- Written request: Quote every line of the material beneath this one.

- Entries supplied:
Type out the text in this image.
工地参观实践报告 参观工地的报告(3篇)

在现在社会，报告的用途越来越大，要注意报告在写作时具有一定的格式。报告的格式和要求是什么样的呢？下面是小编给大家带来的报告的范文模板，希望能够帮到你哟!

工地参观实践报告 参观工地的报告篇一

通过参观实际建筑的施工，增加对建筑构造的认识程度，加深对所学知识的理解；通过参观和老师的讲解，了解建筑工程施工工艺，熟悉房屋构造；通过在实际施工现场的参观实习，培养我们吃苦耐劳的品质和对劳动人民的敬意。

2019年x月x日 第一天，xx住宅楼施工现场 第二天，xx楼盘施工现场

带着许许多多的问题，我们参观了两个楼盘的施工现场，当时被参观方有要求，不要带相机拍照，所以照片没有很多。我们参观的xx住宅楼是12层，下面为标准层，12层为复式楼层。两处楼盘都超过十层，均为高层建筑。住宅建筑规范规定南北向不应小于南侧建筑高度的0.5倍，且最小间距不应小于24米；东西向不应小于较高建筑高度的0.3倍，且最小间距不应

- Right answer:
Type out the text in this image.
工地参观实践报告 参观工地的报告(3篇)

在现在社会，报告的用途越来越大，要注意报告在写作时具有一定的格式。报告的格式和要求是什么样的呢？下面是小编给大家带来的报告的范文模板，希望能够帮到你哟!

工地参观实践报告 参观工地的报告篇一

通过参观实际建筑的施工，增加对建筑构造的认识程度，加深对所学知识的理解；通过参观和老师的讲解，了解建筑工程施工工艺，熟悉房屋构造；通过在实际施工现场的参观实习，培养我们吃苦耐劳的品质和对劳动人民的敬意。

2019年x月x日 第一天，xx住宅楼施工现场 第二天，xx楼盘施工现场

带着许许多多的问题，我们参观了两个楼盘的施工现场，当时被参观方有要求，不要带相机拍照，所以照片没有很多。我们参观的xx住宅楼是12层，下面为标准层，12层为复式楼层。两处楼盘都超过十层，均为高层建筑。住宅建筑规范规定南北向不应小于南侧建筑高度的0.5倍，且最小间距不应小于24米；东西向不应小于较高建筑高度的0.3倍，且最小间距不应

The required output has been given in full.